-- start INFORMATION SUPPLIED --

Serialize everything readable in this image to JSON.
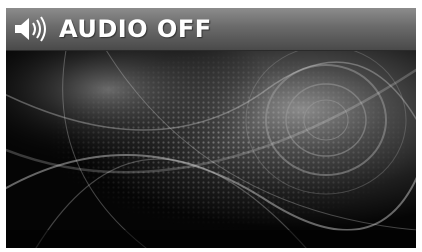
{
  "header": {
    "title": "AUDIO OFF",
    "icon": "speaker-icon"
  },
  "background": {
    "description_icon": "abstract-speaker-wallpaper"
  }
}
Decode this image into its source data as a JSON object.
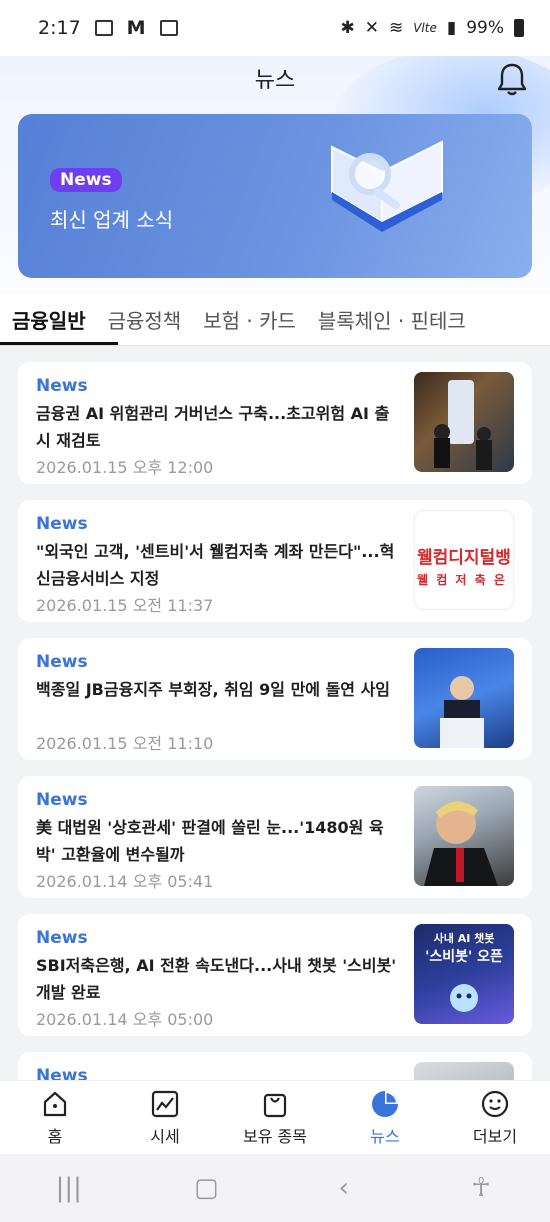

-- end INFORMATION SUPPLIED --

- [TASK PROMPT]
Reproduce the entries above exactly. Do not include the images.

- [ANSWER TO THE PROBLEM]
Serialize everything readable in this image to JSON.
{
  "header": {
    "title": "AUDIO OFF",
    "icon": "speaker-icon"
  },
  "background": {
    "description_icon": "abstract-speaker-wallpaper"
  }
}
Decode this image into its source data as a JSON object.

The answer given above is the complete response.